- [TASK STATEMENT]: Leave out the pictures and transcribe the rest of the records exactly.

- [DATA SUPPLIED]:

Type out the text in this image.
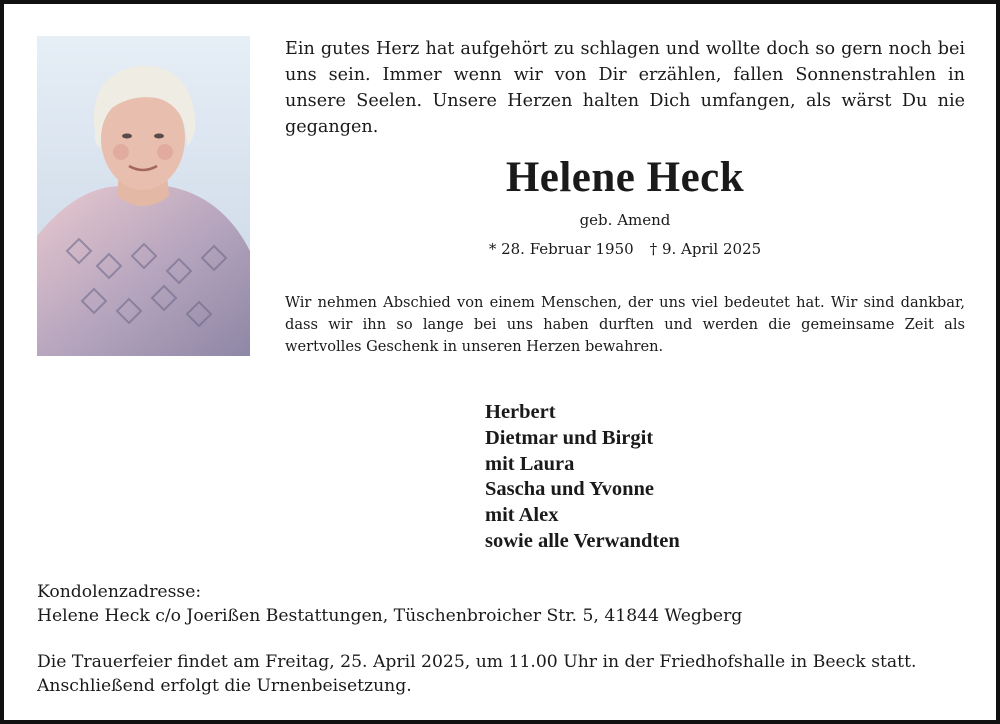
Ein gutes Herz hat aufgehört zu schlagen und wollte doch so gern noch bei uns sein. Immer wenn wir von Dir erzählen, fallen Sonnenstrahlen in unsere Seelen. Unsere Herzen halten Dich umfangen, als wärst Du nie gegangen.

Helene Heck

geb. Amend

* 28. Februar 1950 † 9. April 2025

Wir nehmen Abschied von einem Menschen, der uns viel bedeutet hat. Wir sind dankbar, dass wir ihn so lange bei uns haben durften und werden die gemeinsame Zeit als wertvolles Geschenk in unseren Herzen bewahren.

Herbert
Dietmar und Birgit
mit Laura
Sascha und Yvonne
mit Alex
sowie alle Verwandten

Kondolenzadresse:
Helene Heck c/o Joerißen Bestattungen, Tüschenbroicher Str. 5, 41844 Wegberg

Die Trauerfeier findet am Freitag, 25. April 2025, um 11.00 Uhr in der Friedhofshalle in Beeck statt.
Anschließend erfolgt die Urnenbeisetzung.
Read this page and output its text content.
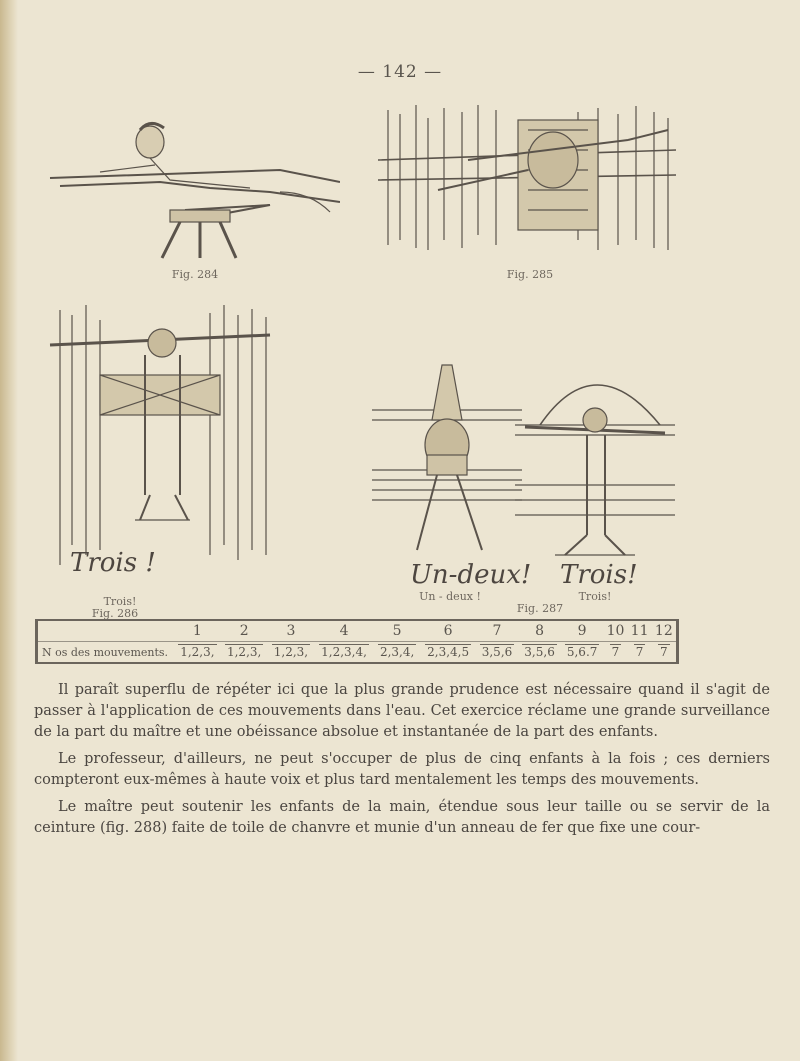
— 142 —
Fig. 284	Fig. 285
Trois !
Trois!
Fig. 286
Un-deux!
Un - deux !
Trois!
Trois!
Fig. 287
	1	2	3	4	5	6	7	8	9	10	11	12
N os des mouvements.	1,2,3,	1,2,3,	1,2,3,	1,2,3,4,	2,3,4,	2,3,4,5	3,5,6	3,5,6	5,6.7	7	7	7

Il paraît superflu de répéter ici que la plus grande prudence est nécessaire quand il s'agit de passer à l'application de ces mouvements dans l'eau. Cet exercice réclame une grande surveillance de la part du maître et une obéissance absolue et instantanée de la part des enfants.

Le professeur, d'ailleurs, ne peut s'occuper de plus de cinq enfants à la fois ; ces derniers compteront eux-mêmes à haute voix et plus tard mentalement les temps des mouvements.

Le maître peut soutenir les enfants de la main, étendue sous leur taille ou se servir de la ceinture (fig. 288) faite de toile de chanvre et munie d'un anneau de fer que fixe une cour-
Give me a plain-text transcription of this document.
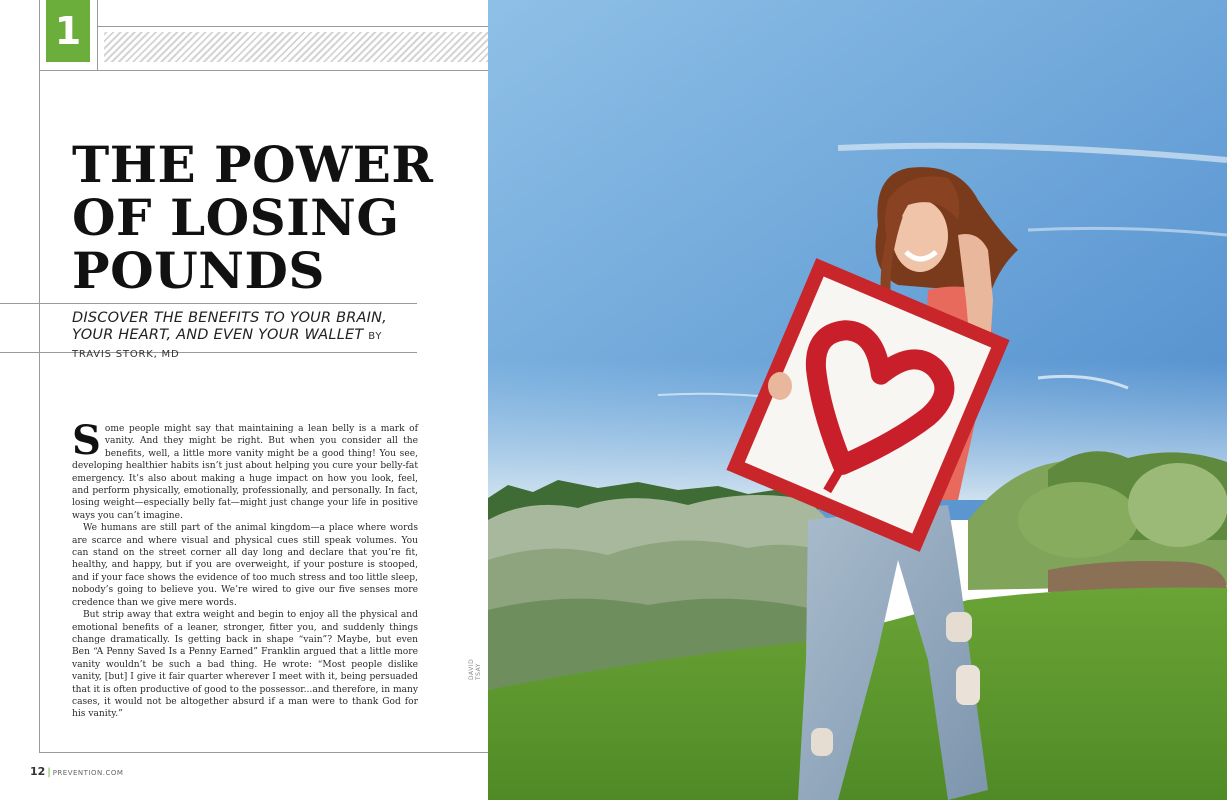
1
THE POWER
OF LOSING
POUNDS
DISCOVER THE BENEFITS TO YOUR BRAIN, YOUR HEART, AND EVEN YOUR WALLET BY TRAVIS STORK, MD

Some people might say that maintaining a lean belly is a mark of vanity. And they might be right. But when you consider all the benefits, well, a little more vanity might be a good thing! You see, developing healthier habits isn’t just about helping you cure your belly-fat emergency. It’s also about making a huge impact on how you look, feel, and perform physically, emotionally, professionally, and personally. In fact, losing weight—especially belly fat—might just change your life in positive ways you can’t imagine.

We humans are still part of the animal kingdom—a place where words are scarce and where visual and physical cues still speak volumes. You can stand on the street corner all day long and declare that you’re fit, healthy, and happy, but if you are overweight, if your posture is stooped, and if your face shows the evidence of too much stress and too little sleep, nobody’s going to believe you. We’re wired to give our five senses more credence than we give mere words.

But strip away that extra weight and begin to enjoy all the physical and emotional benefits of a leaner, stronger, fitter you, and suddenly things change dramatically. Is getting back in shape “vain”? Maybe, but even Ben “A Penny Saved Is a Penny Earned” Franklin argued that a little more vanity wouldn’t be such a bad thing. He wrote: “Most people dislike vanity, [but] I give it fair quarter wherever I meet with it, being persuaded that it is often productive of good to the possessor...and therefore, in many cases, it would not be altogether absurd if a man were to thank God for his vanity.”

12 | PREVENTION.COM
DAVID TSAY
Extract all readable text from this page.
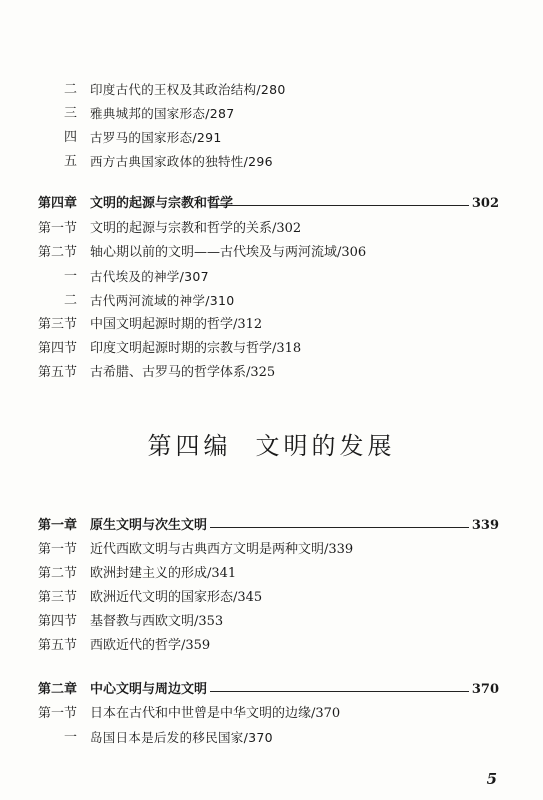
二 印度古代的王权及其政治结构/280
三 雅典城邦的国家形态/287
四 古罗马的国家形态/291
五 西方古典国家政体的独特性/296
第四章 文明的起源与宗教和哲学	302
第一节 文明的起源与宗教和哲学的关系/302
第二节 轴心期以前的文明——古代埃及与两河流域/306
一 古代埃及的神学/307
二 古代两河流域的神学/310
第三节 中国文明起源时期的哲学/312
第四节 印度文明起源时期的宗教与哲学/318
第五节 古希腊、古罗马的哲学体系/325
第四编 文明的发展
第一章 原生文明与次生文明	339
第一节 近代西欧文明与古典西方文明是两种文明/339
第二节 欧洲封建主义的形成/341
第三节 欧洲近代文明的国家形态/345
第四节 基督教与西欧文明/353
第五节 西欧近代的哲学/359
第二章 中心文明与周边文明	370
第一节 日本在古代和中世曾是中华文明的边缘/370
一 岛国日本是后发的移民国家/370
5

- [THE RESULT]:
Type out the text in this image.
Ein gutes Herz hat aufgehört zu schlagen und wollte doch so gern noch bei uns sein. Immer wenn wir von Dir erzählen, fallen Sonnenstrahlen in unsere Seelen. Unsere Herzen halten Dich umfangen, als wärst Du nie gegangen.

Helene Heck

geb. Amend

* 28. Februar 1950 † 9. April 2025

Wir nehmen Abschied von einem Menschen, der uns viel bedeutet hat. Wir sind dankbar, dass wir ihn so lange bei uns haben durften und werden die gemeinsame Zeit als wertvolles Geschenk in unseren Herzen bewahren.

Herbert
Dietmar und Birgit
mit Laura
Sascha und Yvonne
mit Alex
sowie alle Verwandten

Kondolenzadresse:
Helene Heck c/o Joerißen Bestattungen, Tüschenbroicher Str. 5, 41844 Wegberg

Die Trauerfeier findet am Freitag, 25. April 2025, um 11.00 Uhr in der Friedhofshalle in Beeck statt.
Anschließend erfolgt die Urnenbeisetzung.
Read this page and output its text content.
— 142 —
Fig. 284	Fig. 285
Trois !
Trois!
Fig. 286
Un-deux!
Un - deux !
Trois!
Trois!
Fig. 287
	1	2	3	4	5	6	7	8	9	10	11	12
N os des mouvements.	1,2,3,	1,2,3,	1,2,3,	1,2,3,4,	2,3,4,	2,3,4,5	3,5,6	3,5,6	5,6.7	7	7	7

Il paraît superflu de répéter ici que la plus grande prudence est nécessaire quand il s'agit de passer à l'application de ces mouvements dans l'eau. Cet exercice réclame une grande surveillance de la part du maître et une obéissance absolue et instantanée de la part des enfants.

Le professeur, d'ailleurs, ne peut s'occuper de plus de cinq enfants à la fois ; ces derniers compteront eux-mêmes à haute voix et plus tard mentalement les temps des mouvements.

Le maître peut soutenir les enfants de la main, étendue sous leur taille ou se servir de la ceinture (fig. 288) faite de toile de chanvre et munie d'un anneau de fer que fixe une cour-
Give me a plain-text transcription of this document.
1
THE POWER
OF LOSING
POUNDS
DISCOVER THE BENEFITS TO YOUR BRAIN, YOUR HEART, AND EVEN YOUR WALLET BY TRAVIS STORK, MD

Some people might say that maintaining a lean belly is a mark of vanity. And they might be right. But when you consider all the benefits, well, a little more vanity might be a good thing! You see, developing healthier habits isn’t just about helping you cure your belly-fat emergency. It’s also about making a huge impact on how you look, feel, and perform physically, emotionally, professionally, and personally. In fact, losing weight—especially belly fat—might just change your life in positive ways you can’t imagine.

We humans are still part of the animal kingdom—a place where words are scarce and where visual and physical cues still speak volumes. You can stand on the street corner all day long and declare that you’re fit, healthy, and happy, but if you are overweight, if your posture is stooped, and if your face shows the evidence of too much stress and too little sleep, nobody’s going to believe you. We’re wired to give our five senses more credence than we give mere words.

But strip away that extra weight and begin to enjoy all the physical and emotional benefits of a leaner, stronger, fitter you, and suddenly things change dramatically. Is getting back in shape “vain”? Maybe, but even Ben “A Penny Saved Is a Penny Earned” Franklin argued that a little more vanity wouldn’t be such a bad thing. He wrote: “Most people dislike vanity, [but] I give it fair quarter wherever I meet with it, being persuaded that it is often productive of good to the possessor...and therefore, in many cases, it would not be altogether absurd if a man were to thank God for his vanity.”

12 | PREVENTION.COM
DAVID TSAY
Extract all readable text from this page.
二 印度古代的王权及其政治结构/280
三 雅典城邦的国家形态/287
四 古罗马的国家形态/291
五 西方古典国家政体的独特性/296
第四章 文明的起源与宗教和哲学	302
第一节 文明的起源与宗教和哲学的关系/302
第二节 轴心期以前的文明——古代埃及与两河流域/306
一 古代埃及的神学/307
二 古代两河流域的神学/310
第三节 中国文明起源时期的哲学/312
第四节 印度文明起源时期的宗教与哲学/318
第五节 古希腊、古罗马的哲学体系/325
第四编 文明的发展
第一章 原生文明与次生文明	339
第一节 近代西欧文明与古典西方文明是两种文明/339
第二节 欧洲封建主义的形成/341
第三节 欧洲近代文明的国家形态/345
第四节 基督教与西欧文明/353
第五节 西欧近代的哲学/359
第二章 中心文明与周边文明	370
第一节 日本在古代和中世曾是中华文明的边缘/370
一 岛国日本是后发的移民国家/370
5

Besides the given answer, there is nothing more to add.